- DATASET ROWS
::::
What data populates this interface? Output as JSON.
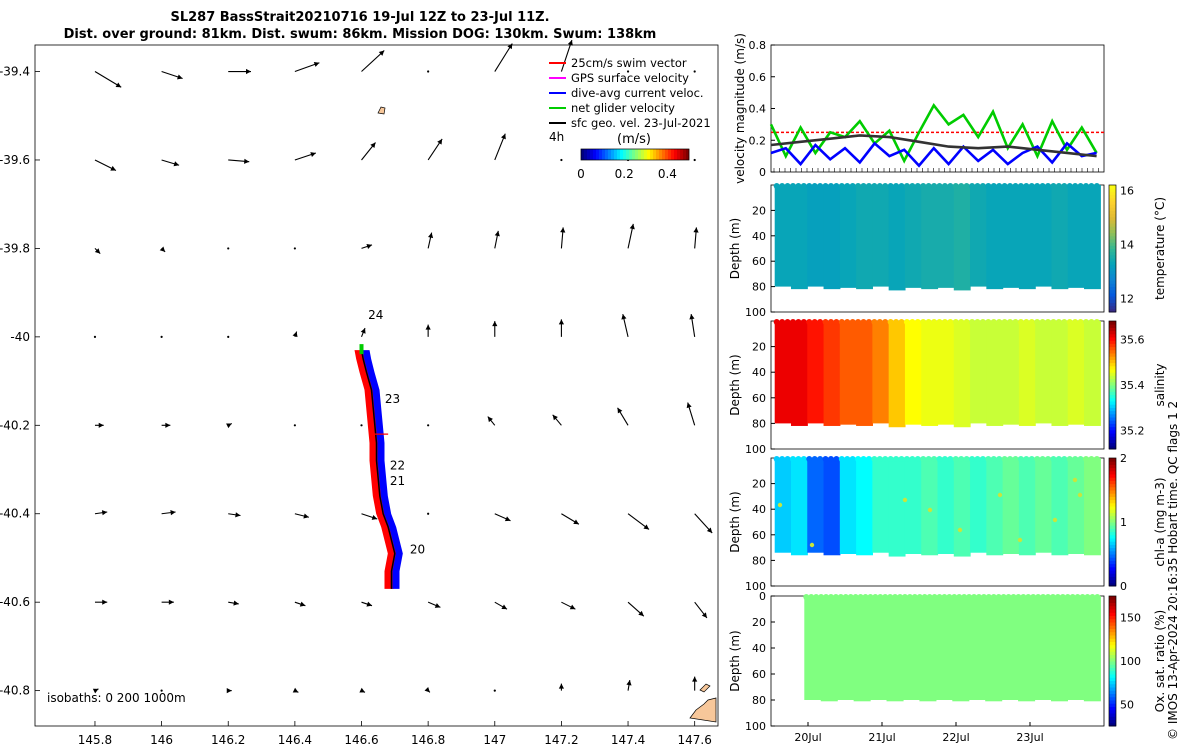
{
  "title": {
    "line1": "SL287 BassStrait20210716 19-Jul 12Z to 23-Jul 11Z.",
    "line2": "Dist. over ground: 81km. Dist. swum: 86km. Mission DOG: 130km. Swum: 138km"
  },
  "copyright": "© IMOS 13-Apr-2024 20:16:35 Hobart time. QC flags 1  2",
  "colors": {
    "swim_vector": "#ff0000",
    "gps_surface": "#ff00ff",
    "dive_avg": "#0000ff",
    "net_glider": "#00cc00",
    "sfc_geo": "#000000",
    "land": "#f7c79a"
  },
  "chart_data": [
    {
      "id": "map",
      "type": "scatter",
      "xlim": [
        145.62,
        147.67
      ],
      "ylim": [
        -40.88,
        -39.34
      ],
      "xticks": [
        "145.8",
        "146",
        "146.2",
        "146.4",
        "146.6",
        "146.8",
        "147",
        "147.2",
        "147.4",
        "147.6"
      ],
      "yticks": [
        "-39.4",
        "-39.6",
        "-39.8",
        "-40",
        "-40.2",
        "-40.4",
        "-40.6",
        "-40.8"
      ],
      "isobaths_label": "isobaths: 0   200  1000m",
      "legend": [
        {
          "label": "25cm/s swim vector",
          "color": "#ff0000"
        },
        {
          "label": "GPS surface velocity",
          "color": "#ff00ff"
        },
        {
          "label": "dive-avg current veloc.",
          "color": "#0000ff"
        },
        {
          "label": "net glider velocity",
          "color": "#00cc00"
        },
        {
          "label": "sfc geo. vel. 23-Jul-2021",
          "color": "#000000"
        }
      ],
      "legend_extra": "4h",
      "colorbar": {
        "label": "(m/s)",
        "ticks": [
          "0",
          "0.2",
          "0.4"
        ],
        "range": [
          0,
          0.5
        ]
      },
      "day_labels": [
        {
          "text": "24",
          "lon": 146.62,
          "lat": -39.96
        },
        {
          "text": "23",
          "lon": 146.67,
          "lat": -40.15
        },
        {
          "text": "22",
          "lon": 146.685,
          "lat": -40.3
        },
        {
          "text": "21",
          "lon": 146.685,
          "lat": -40.335
        },
        {
          "text": "20",
          "lon": 146.745,
          "lat": -40.49
        }
      ],
      "track": [
        [
          146.69,
          -40.57
        ],
        [
          146.69,
          -40.53
        ],
        [
          146.7,
          -40.49
        ],
        [
          146.69,
          -40.46
        ],
        [
          146.68,
          -40.43
        ],
        [
          146.665,
          -40.4
        ],
        [
          146.655,
          -40.36
        ],
        [
          146.65,
          -40.32
        ],
        [
          146.645,
          -40.28
        ],
        [
          146.645,
          -40.24
        ],
        [
          146.64,
          -40.2
        ],
        [
          146.635,
          -40.16
        ],
        [
          146.63,
          -40.12
        ],
        [
          146.615,
          -40.08
        ],
        [
          146.605,
          -40.05
        ],
        [
          146.6,
          -40.03
        ]
      ],
      "vector_field": {
        "lons": [
          145.8,
          146.0,
          146.2,
          146.4,
          146.6,
          146.8,
          147.0,
          147.2,
          147.4,
          147.6
        ],
        "lats": [
          -39.4,
          -39.6,
          -39.8,
          -40.0,
          -40.2,
          -40.4,
          -40.6,
          -40.8
        ],
        "vectors_ms": [
          [
            [
              0.15,
              -0.09
            ],
            [
              0.12,
              -0.04
            ],
            [
              0.13,
              0.0
            ],
            [
              0.14,
              0.05
            ],
            [
              0.13,
              0.12
            ],
            [
              0.0,
              0.0
            ],
            [
              0.1,
              0.16
            ],
            [
              0.06,
              0.18
            ],
            [
              0.0,
              0.0
            ],
            [
              0.0,
              0.0
            ]
          ],
          [
            [
              0.12,
              -0.06
            ],
            [
              0.1,
              -0.03
            ],
            [
              0.12,
              -0.01
            ],
            [
              0.12,
              0.04
            ],
            [
              0.08,
              0.1
            ],
            [
              0.08,
              0.12
            ],
            [
              0.06,
              0.15
            ],
            [
              0.0,
              0.0
            ],
            [
              0.0,
              0.0
            ],
            [
              0.0,
              0.0
            ]
          ],
          [
            [
              0.03,
              -0.03
            ],
            [
              0.02,
              -0.02
            ],
            [
              0.0,
              0.0
            ],
            [
              0.0,
              0.0
            ],
            [
              0.06,
              0.02
            ],
            [
              0.02,
              0.09
            ],
            [
              0.02,
              0.1
            ],
            [
              0.01,
              0.12
            ],
            [
              0.03,
              0.14
            ],
            [
              0.01,
              0.12
            ]
          ],
          [
            [
              0.0,
              0.0
            ],
            [
              0.0,
              0.0
            ],
            [
              0.0,
              0.0
            ],
            [
              0.01,
              0.03
            ],
            [
              0.02,
              0.05
            ],
            [
              0.0,
              0.07
            ],
            [
              0.0,
              0.09
            ],
            [
              0.0,
              0.1
            ],
            [
              -0.03,
              0.13
            ],
            [
              -0.02,
              0.13
            ]
          ],
          [
            [
              0.05,
              0.0
            ],
            [
              0.05,
              0.0
            ],
            [
              0.02,
              0.01
            ],
            [
              0.0,
              0.0
            ],
            [
              0.0,
              0.0
            ],
            [
              0.0,
              0.0
            ],
            [
              -0.04,
              0.05
            ],
            [
              -0.05,
              0.06
            ],
            [
              -0.06,
              0.1
            ],
            [
              -0.04,
              0.13
            ]
          ],
          [
            [
              0.07,
              0.01
            ],
            [
              0.08,
              0.01
            ],
            [
              0.07,
              -0.01
            ],
            [
              0.08,
              -0.02
            ],
            [
              0.09,
              -0.03
            ],
            [
              0.0,
              0.0
            ],
            [
              0.09,
              -0.04
            ],
            [
              0.1,
              -0.06
            ],
            [
              0.12,
              -0.09
            ],
            [
              0.1,
              -0.11
            ]
          ],
          [
            [
              0.07,
              0.0
            ],
            [
              0.07,
              0.0
            ],
            [
              0.06,
              -0.01
            ],
            [
              0.06,
              -0.02
            ],
            [
              0.06,
              -0.02
            ],
            [
              0.07,
              -0.03
            ],
            [
              0.07,
              -0.04
            ],
            [
              0.08,
              -0.04
            ],
            [
              0.09,
              -0.08
            ],
            [
              0.07,
              -0.09
            ]
          ],
          [
            [
              0.02,
              0.01
            ],
            [
              0.0,
              0.0
            ],
            [
              0.02,
              0.0
            ],
            [
              0.02,
              -0.01
            ],
            [
              0.02,
              -0.01
            ],
            [
              0.01,
              -0.01
            ],
            [
              0.0,
              0.0
            ],
            [
              0.0,
              0.04
            ],
            [
              0.01,
              0.06
            ],
            [
              0.0,
              0.08
            ]
          ]
        ]
      }
    },
    {
      "id": "velocity",
      "type": "line",
      "ylabel": "velocity magnitude (m/s)",
      "xlim": [
        19.5,
        24.0
      ],
      "ylim": [
        0,
        0.8
      ],
      "yticks": [
        "0",
        "0.2",
        "0.4",
        "0.6",
        "0.8"
      ],
      "series": [
        {
          "color": "#ff0000",
          "x": [
            19.5,
            24.0
          ],
          "y": [
            0.25,
            0.25
          ]
        },
        {
          "color": "#00cc00",
          "x": [
            19.5,
            19.7,
            19.9,
            20.1,
            20.3,
            20.5,
            20.7,
            20.9,
            21.1,
            21.3,
            21.5,
            21.7,
            21.9,
            22.1,
            22.3,
            22.5,
            22.7,
            22.9,
            23.1,
            23.3,
            23.5,
            23.7,
            23.9
          ],
          "y": [
            0.3,
            0.1,
            0.28,
            0.12,
            0.25,
            0.22,
            0.32,
            0.18,
            0.26,
            0.07,
            0.25,
            0.42,
            0.3,
            0.36,
            0.22,
            0.38,
            0.15,
            0.3,
            0.1,
            0.32,
            0.14,
            0.28,
            0.12
          ]
        },
        {
          "color": "#0000ff",
          "x": [
            19.5,
            19.7,
            19.9,
            20.1,
            20.3,
            20.5,
            20.7,
            20.9,
            21.1,
            21.3,
            21.5,
            21.7,
            21.9,
            22.1,
            22.3,
            22.5,
            22.7,
            22.9,
            23.1,
            23.3,
            23.5,
            23.7,
            23.9
          ],
          "y": [
            0.12,
            0.15,
            0.05,
            0.17,
            0.08,
            0.15,
            0.06,
            0.18,
            0.1,
            0.14,
            0.04,
            0.15,
            0.05,
            0.16,
            0.07,
            0.14,
            0.05,
            0.12,
            0.16,
            0.06,
            0.18,
            0.1,
            0.12
          ]
        },
        {
          "color": "#333333",
          "x": [
            19.5,
            19.9,
            20.3,
            20.7,
            21.1,
            21.5,
            21.9,
            22.3,
            22.7,
            23.1,
            23.5,
            23.9
          ],
          "y": [
            0.17,
            0.19,
            0.21,
            0.23,
            0.22,
            0.19,
            0.16,
            0.15,
            0.16,
            0.14,
            0.12,
            0.1
          ]
        }
      ]
    },
    {
      "id": "temperature",
      "type": "heatmap",
      "ylabel": "Depth (m)",
      "cbar_label": "temperature (°C)",
      "yticks": [
        "20",
        "40",
        "60",
        "80",
        "100"
      ],
      "ylim": [
        0,
        100
      ],
      "clim": [
        11.5,
        16.2
      ],
      "cbar_ticks": [
        "12",
        "14",
        "16"
      ],
      "columns": [
        13.3,
        13.3,
        13.2,
        13.2,
        13.3,
        13.4,
        13.4,
        13.3,
        13.4,
        13.5,
        13.5,
        13.6,
        13.4,
        13.3,
        13.3,
        13.3,
        13.3,
        13.4,
        13.3,
        13.3
      ],
      "x_start": 19.55,
      "x_end": 23.95,
      "bottom_depth": [
        80,
        82,
        80,
        82,
        81,
        82,
        80,
        83,
        81,
        82,
        81,
        83,
        80,
        82,
        81,
        82,
        80,
        82,
        81,
        82
      ]
    },
    {
      "id": "salinity",
      "type": "heatmap",
      "ylabel": "Depth (m)",
      "cbar_label": "salinity",
      "yticks": [
        "20",
        "40",
        "60",
        "80",
        "100"
      ],
      "ylim": [
        0,
        100
      ],
      "clim": [
        35.12,
        35.68
      ],
      "cbar_ticks": [
        "35.2",
        "35.4",
        "35.6"
      ],
      "columns": [
        35.62,
        35.62,
        35.6,
        35.58,
        35.56,
        35.56,
        35.54,
        35.5,
        35.47,
        35.46,
        35.46,
        35.45,
        35.44,
        35.44,
        35.44,
        35.45,
        35.44,
        35.44,
        35.45,
        35.44
      ],
      "x_start": 19.55,
      "x_end": 23.95,
      "bottom_depth": [
        80,
        82,
        80,
        82,
        81,
        82,
        80,
        83,
        81,
        82,
        81,
        83,
        80,
        82,
        81,
        82,
        80,
        82,
        81,
        82
      ]
    },
    {
      "id": "chla",
      "type": "heatmap",
      "ylabel": "Depth (m)",
      "cbar_label": "chl-a (mg m-3)",
      "yticks": [
        "20",
        "40",
        "60",
        "80",
        "100"
      ],
      "ylim": [
        0,
        100
      ],
      "clim": [
        0,
        2
      ],
      "cbar_ticks": [
        "0",
        "1",
        "2"
      ],
      "columns": [
        0.65,
        0.7,
        0.45,
        0.4,
        0.7,
        0.75,
        0.85,
        0.85,
        0.85,
        0.9,
        0.85,
        0.9,
        0.85,
        0.9,
        0.95,
        0.9,
        0.95,
        0.9,
        0.95,
        1.0
      ],
      "x_start": 19.55,
      "x_end": 23.95,
      "bottom_depth": [
        74,
        76,
        74,
        76,
        75,
        76,
        74,
        77,
        75,
        76,
        75,
        77,
        74,
        76,
        75,
        76,
        74,
        76,
        75,
        76
      ]
    },
    {
      "id": "oxsat",
      "type": "heatmap",
      "ylabel": "Depth (m)",
      "cbar_label": "Ox. sat. ratio (%)",
      "yticks": [
        "0",
        "20",
        "40",
        "60",
        "80",
        "100"
      ],
      "ylim": [
        0,
        100
      ],
      "clim": [
        25,
        175
      ],
      "cbar_ticks": [
        "50",
        "100",
        "150"
      ],
      "columns": [
        100,
        100,
        100,
        100,
        100,
        100,
        100,
        100,
        100,
        100,
        100,
        100,
        100,
        100,
        100,
        100,
        100,
        100
      ],
      "x_start": 19.95,
      "x_end": 23.95,
      "bottom_depth": [
        80,
        81,
        80,
        81,
        80,
        81,
        80,
        81,
        80,
        81,
        80,
        81,
        80,
        81,
        80,
        81,
        80,
        81
      ],
      "xticks": [
        "20Jul",
        "21Jul",
        "22Jul",
        "23Jul"
      ]
    }
  ]
}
::::
Extract every line from the records above that contains the word "velocity".

- TASK RESPONSE
          "label": "GPS surface velocity",
          "label": "net glider velocity",
      "id": "velocity",
      "ylabel": "velocity magnitude (m/s)",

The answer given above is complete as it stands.